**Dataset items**

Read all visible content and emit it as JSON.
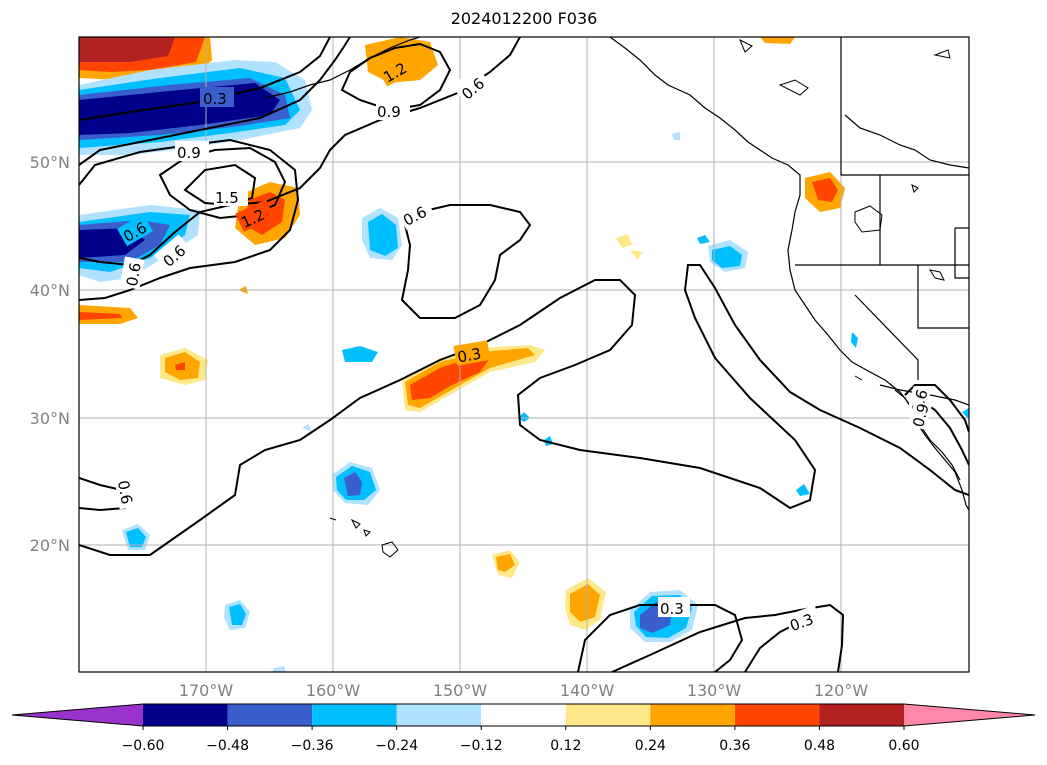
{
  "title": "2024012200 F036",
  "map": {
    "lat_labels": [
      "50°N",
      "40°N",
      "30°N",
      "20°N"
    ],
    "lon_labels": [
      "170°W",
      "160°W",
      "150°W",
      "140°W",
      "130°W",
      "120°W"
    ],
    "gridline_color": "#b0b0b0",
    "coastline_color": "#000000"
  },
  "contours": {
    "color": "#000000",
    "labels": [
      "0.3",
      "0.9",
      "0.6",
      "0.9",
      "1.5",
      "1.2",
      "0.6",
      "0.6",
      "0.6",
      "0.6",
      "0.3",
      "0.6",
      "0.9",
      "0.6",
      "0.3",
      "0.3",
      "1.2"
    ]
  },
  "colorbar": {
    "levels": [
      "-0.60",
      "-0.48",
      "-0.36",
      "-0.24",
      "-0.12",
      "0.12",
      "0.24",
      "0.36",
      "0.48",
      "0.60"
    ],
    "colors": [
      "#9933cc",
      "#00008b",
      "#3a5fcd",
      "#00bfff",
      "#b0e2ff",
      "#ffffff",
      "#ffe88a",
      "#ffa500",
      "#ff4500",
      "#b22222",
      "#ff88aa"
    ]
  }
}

**YOUR TASK**
Leaving the pictures aside, transcribe the entire listing exactly.

**TASK OUTPUT**
Read all visible content and emit it as JSON.
{
  "title": "2024012200 F036",
  "map": {
    "lat_labels": [
      "50°N",
      "40°N",
      "30°N",
      "20°N"
    ],
    "lon_labels": [
      "170°W",
      "160°W",
      "150°W",
      "140°W",
      "130°W",
      "120°W"
    ],
    "gridline_color": "#b0b0b0",
    "coastline_color": "#000000"
  },
  "contours": {
    "color": "#000000",
    "labels": [
      "0.3",
      "0.9",
      "0.6",
      "0.9",
      "1.5",
      "1.2",
      "0.6",
      "0.6",
      "0.6",
      "0.6",
      "0.3",
      "0.6",
      "0.9",
      "0.6",
      "0.3",
      "0.3",
      "1.2"
    ]
  },
  "colorbar": {
    "levels": [
      "-0.60",
      "-0.48",
      "-0.36",
      "-0.24",
      "-0.12",
      "0.12",
      "0.24",
      "0.36",
      "0.48",
      "0.60"
    ],
    "colors": [
      "#9933cc",
      "#00008b",
      "#3a5fcd",
      "#00bfff",
      "#b0e2ff",
      "#ffffff",
      "#ffe88a",
      "#ffa500",
      "#ff4500",
      "#b22222",
      "#ff88aa"
    ]
  }
}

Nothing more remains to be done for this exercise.